- _Exercise objective_
From the listing below, copy every line with the word "reason".

(A run of records)
::::
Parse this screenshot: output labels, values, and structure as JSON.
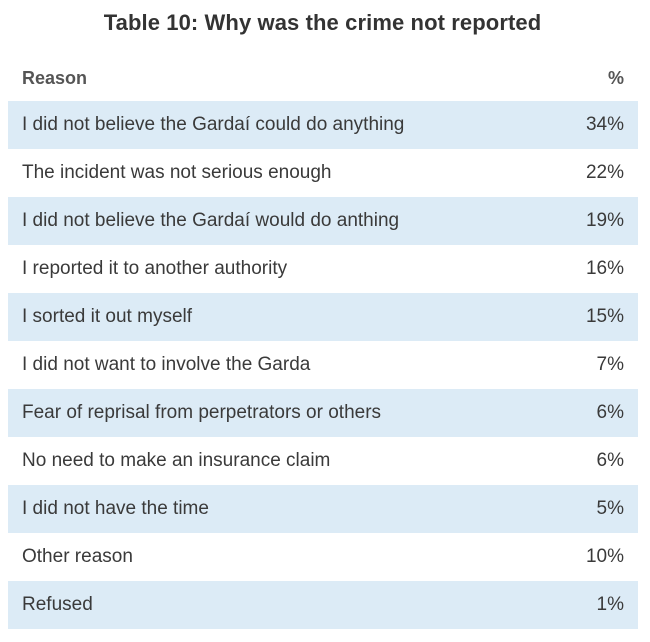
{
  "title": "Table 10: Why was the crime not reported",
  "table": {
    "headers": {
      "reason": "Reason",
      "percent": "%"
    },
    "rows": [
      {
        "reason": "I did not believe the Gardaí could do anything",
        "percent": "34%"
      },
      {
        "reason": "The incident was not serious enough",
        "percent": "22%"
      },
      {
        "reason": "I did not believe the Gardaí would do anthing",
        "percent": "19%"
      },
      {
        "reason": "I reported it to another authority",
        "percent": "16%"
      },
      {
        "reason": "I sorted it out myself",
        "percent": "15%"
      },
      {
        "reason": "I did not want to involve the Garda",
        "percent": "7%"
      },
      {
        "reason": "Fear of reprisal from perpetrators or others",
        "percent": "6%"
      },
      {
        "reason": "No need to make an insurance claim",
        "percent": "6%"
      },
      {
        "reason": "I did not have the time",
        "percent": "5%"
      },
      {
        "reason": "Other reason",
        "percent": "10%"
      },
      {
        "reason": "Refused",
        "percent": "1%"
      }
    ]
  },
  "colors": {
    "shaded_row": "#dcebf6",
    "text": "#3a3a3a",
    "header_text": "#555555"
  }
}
::::
- _Result for this exercise_
      "reason": "Reason",
        "reason": "I did not believe the Gardaí could do anything",
        "reason": "The incident was not serious enough",
        "reason": "I did not believe the Gardaí would do anthing",
        "reason": "I reported it to another authority",
        "reason": "I sorted it out myself",
        "reason": "I did not want to involve the Garda",
        "reason": "Fear of reprisal from perpetrators or others",
        "reason": "No need to make an insurance claim",
        "reason": "I did not have the time",
        "reason": "Other reason",
        "reason": "Refused",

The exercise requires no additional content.